Copy out the records precisely, omitting pictures.

*-*-*

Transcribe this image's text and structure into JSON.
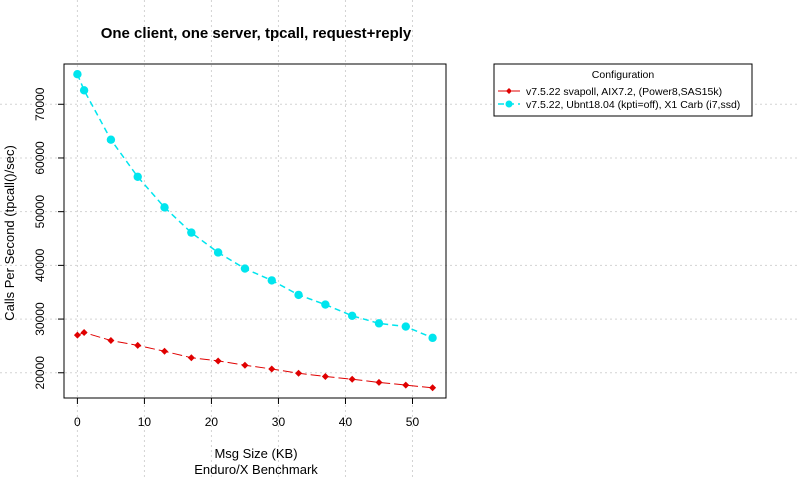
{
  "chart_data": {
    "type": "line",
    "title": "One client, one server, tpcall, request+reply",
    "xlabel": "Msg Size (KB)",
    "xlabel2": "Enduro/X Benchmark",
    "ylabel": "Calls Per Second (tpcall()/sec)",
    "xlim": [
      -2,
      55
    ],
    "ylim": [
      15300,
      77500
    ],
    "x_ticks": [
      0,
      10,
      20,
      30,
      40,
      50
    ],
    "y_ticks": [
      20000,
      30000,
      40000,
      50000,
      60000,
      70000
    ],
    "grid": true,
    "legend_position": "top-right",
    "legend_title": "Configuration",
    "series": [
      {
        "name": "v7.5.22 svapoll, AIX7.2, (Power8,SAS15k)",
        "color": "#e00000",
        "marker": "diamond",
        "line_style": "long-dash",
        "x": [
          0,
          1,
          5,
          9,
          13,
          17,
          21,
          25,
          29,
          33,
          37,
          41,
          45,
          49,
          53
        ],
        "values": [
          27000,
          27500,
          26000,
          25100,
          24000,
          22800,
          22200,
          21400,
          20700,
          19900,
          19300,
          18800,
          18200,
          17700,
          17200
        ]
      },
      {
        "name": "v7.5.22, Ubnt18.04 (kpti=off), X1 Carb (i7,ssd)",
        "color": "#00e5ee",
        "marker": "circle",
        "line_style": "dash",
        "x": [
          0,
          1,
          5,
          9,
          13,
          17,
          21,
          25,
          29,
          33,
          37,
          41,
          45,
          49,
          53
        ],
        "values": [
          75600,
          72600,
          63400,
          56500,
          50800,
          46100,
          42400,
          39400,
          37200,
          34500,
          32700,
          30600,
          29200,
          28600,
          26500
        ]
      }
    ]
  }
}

*-*-*

◆ **Completed exercise**:
Transcribe this image's text and structure into JSON.
{
  "chart_data": {
    "type": "line",
    "title": "One client, one server, tpcall, request+reply",
    "xlabel": "Msg Size (KB)",
    "xlabel2": "Enduro/X Benchmark",
    "ylabel": "Calls Per Second (tpcall()/sec)",
    "xlim": [
      -2,
      55
    ],
    "ylim": [
      15300,
      77500
    ],
    "x_ticks": [
      0,
      10,
      20,
      30,
      40,
      50
    ],
    "y_ticks": [
      20000,
      30000,
      40000,
      50000,
      60000,
      70000
    ],
    "grid": true,
    "legend_position": "top-right",
    "legend_title": "Configuration",
    "series": [
      {
        "name": "v7.5.22 svapoll, AIX7.2, (Power8,SAS15k)",
        "color": "#e00000",
        "marker": "diamond",
        "line_style": "long-dash",
        "x": [
          0,
          1,
          5,
          9,
          13,
          17,
          21,
          25,
          29,
          33,
          37,
          41,
          45,
          49,
          53
        ],
        "values": [
          27000,
          27500,
          26000,
          25100,
          24000,
          22800,
          22200,
          21400,
          20700,
          19900,
          19300,
          18800,
          18200,
          17700,
          17200
        ]
      },
      {
        "name": "v7.5.22, Ubnt18.04 (kpti=off), X1 Carb (i7,ssd)",
        "color": "#00e5ee",
        "marker": "circle",
        "line_style": "dash",
        "x": [
          0,
          1,
          5,
          9,
          13,
          17,
          21,
          25,
          29,
          33,
          37,
          41,
          45,
          49,
          53
        ],
        "values": [
          75600,
          72600,
          63400,
          56500,
          50800,
          46100,
          42400,
          39400,
          37200,
          34500,
          32700,
          30600,
          29200,
          28600,
          26500
        ]
      }
    ]
  }
}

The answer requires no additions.